§ SET TASK
Set down all of the data that follows word for word, without the images.

-- Start TASK MATERIAL --

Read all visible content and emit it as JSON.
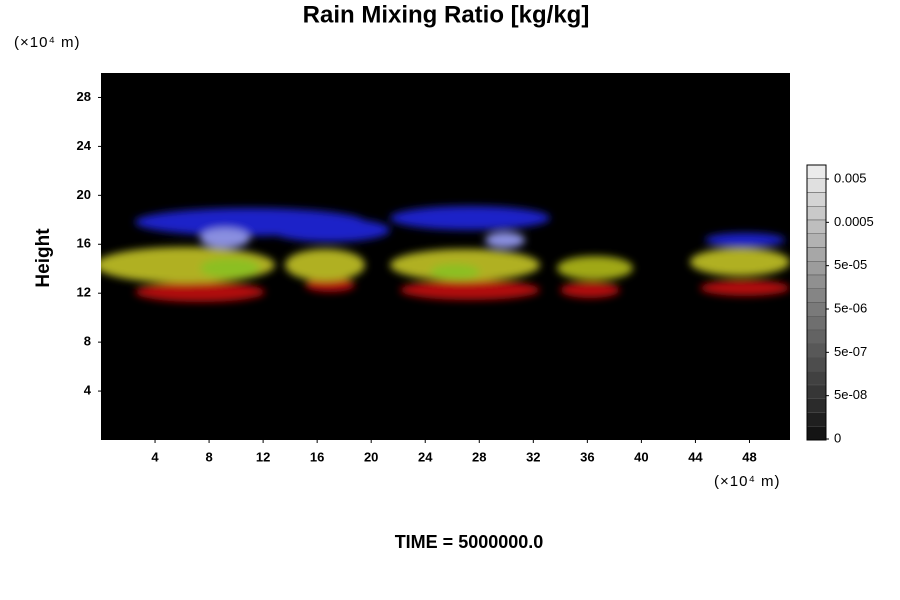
{
  "chart_data": {
    "type": "volume",
    "title": "Rain Mixing Ratio [kg/kg]",
    "y_label": "Height",
    "y_unit": "(×10⁴ m)",
    "x_unit": "(×10⁴ m)",
    "xlim": [
      0,
      51
    ],
    "xticks": [
      4,
      8,
      12,
      16,
      20,
      24,
      28,
      32,
      36,
      40,
      44,
      48
    ],
    "ylim": [
      0,
      30
    ],
    "yticks": [
      4,
      8,
      12,
      16,
      20,
      24,
      28
    ],
    "colorbar_ticks": [
      0.005,
      0.0005,
      {
        "value": 5e-05,
        "label": "5e-05"
      },
      {
        "value": 5e-06,
        "label": "5e-06"
      },
      {
        "value": 5e-07,
        "label": "5e-07"
      },
      {
        "value": 5e-08,
        "label": "5e-08"
      },
      0
    ],
    "footer": "TIME = 5000000.0"
  }
}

-- End TASK MATERIAL --

§ ANSWER TO THIS PROBLEM
Read all visible content and emit it as JSON.
{
  "chart_data": {
    "type": "volume",
    "title": "Rain Mixing Ratio [kg/kg]",
    "y_label": "Height",
    "y_unit": "(×10⁴ m)",
    "x_unit": "(×10⁴ m)",
    "xlim": [
      0,
      51
    ],
    "xticks": [
      4,
      8,
      12,
      16,
      20,
      24,
      28,
      32,
      36,
      40,
      44,
      48
    ],
    "ylim": [
      0,
      30
    ],
    "yticks": [
      4,
      8,
      12,
      16,
      20,
      24,
      28
    ],
    "colorbar_ticks": [
      0.005,
      0.0005,
      {
        "value": 5e-05,
        "label": "5e-05"
      },
      {
        "value": 5e-06,
        "label": "5e-06"
      },
      {
        "value": 5e-07,
        "label": "5e-07"
      },
      {
        "value": 5e-08,
        "label": "5e-08"
      },
      0
    ],
    "footer": "TIME = 5000000.0"
  }
}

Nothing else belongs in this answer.